• **DIRECTIVE**: State how many lines contain "ipsum", and write nothing except that count.

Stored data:
·····
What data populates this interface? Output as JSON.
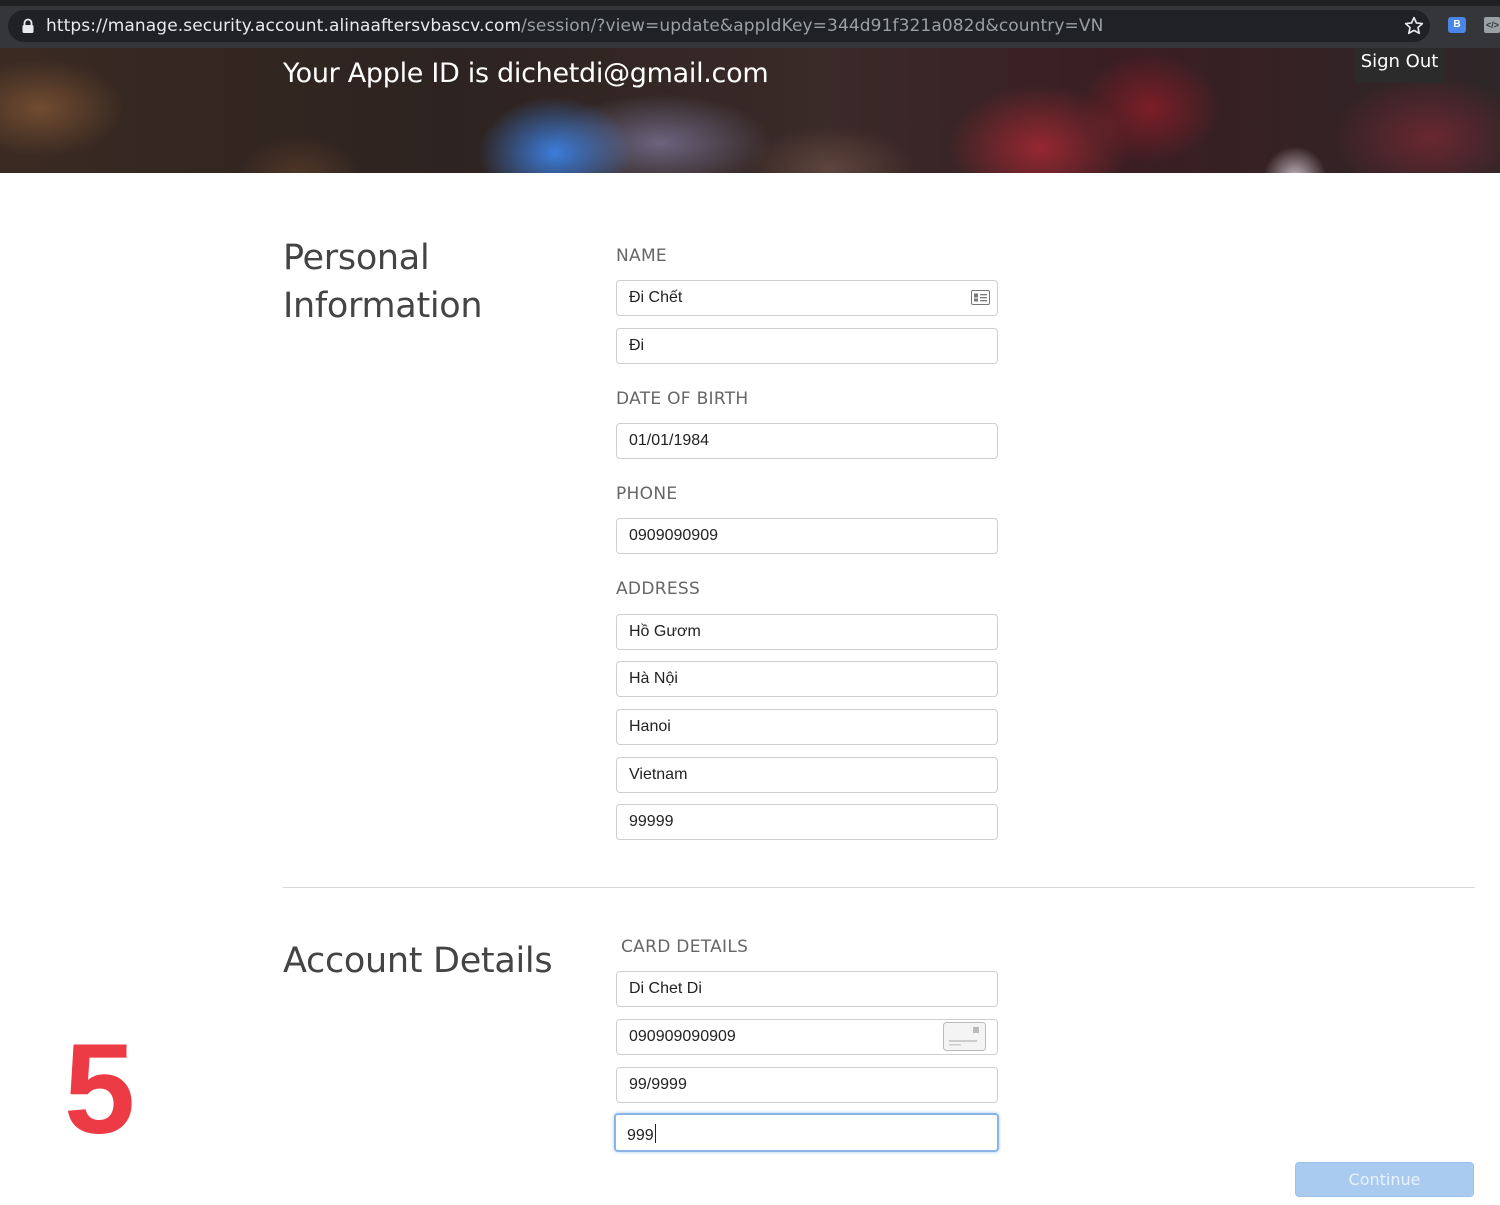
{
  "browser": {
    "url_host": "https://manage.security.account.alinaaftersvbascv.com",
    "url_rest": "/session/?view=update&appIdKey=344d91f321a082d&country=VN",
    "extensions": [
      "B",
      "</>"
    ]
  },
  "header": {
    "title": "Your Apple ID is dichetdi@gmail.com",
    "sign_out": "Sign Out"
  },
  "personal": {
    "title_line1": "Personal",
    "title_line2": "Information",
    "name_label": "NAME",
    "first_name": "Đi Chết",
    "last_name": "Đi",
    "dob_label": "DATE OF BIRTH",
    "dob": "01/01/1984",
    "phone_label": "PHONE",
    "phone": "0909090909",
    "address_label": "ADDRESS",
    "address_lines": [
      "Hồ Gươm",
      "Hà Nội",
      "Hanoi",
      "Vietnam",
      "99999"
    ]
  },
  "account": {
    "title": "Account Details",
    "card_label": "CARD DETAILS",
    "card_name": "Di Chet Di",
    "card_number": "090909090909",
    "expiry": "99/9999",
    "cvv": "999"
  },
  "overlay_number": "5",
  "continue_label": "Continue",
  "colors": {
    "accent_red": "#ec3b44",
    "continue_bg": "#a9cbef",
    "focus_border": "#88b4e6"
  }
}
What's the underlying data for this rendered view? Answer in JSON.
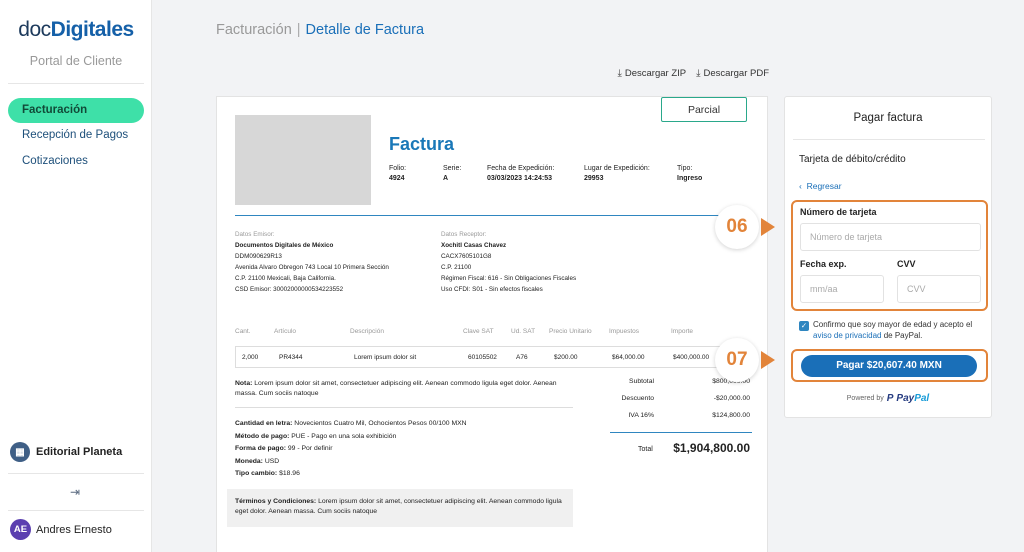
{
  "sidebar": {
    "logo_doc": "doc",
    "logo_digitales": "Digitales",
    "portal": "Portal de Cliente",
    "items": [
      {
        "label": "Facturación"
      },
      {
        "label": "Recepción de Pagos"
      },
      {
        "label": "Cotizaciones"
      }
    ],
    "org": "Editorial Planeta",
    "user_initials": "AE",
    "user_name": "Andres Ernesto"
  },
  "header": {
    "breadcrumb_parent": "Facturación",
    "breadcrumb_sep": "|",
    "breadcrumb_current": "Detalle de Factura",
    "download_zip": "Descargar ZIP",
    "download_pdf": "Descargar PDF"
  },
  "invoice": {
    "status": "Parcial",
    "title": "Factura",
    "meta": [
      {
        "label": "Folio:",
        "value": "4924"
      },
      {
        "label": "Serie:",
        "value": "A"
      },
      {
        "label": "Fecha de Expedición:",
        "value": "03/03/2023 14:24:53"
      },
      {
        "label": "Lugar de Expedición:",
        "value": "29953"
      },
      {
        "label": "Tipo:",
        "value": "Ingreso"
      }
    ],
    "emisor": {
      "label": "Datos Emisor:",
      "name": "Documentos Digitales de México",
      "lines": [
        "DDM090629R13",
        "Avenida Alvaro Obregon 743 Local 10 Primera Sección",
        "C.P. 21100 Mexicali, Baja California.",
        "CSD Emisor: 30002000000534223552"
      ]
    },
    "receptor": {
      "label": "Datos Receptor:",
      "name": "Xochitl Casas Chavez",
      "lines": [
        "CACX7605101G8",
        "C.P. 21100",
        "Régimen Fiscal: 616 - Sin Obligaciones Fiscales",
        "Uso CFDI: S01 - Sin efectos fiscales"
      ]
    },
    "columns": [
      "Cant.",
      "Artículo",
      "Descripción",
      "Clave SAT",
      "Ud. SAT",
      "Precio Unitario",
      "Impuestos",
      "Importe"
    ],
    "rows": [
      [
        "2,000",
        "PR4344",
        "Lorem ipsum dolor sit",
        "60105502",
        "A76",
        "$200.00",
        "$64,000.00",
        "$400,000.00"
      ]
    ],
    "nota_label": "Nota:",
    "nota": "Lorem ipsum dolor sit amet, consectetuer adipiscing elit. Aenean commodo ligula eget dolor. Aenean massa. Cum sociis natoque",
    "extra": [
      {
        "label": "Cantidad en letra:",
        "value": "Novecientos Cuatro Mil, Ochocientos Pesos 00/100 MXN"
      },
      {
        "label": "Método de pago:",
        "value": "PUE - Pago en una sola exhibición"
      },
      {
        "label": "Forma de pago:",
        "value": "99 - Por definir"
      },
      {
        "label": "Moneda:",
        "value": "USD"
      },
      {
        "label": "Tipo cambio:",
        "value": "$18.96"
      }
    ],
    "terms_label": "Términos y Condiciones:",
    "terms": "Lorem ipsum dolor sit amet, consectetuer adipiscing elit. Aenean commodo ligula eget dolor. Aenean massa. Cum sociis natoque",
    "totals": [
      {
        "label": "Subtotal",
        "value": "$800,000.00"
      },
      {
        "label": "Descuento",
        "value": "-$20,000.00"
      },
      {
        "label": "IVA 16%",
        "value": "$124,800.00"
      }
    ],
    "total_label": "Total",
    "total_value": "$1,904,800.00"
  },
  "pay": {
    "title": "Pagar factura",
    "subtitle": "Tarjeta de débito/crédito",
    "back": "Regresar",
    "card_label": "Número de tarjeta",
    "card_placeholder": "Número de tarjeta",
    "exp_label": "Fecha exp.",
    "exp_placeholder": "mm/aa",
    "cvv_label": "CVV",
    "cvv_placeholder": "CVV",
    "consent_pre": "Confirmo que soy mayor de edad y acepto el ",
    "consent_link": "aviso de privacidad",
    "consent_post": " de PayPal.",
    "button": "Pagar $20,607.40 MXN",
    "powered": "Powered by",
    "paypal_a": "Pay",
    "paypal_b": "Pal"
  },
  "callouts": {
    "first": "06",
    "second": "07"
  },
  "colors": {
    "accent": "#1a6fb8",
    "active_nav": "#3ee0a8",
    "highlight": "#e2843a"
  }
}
·····
• **COMPLETED EXERCISE**: 3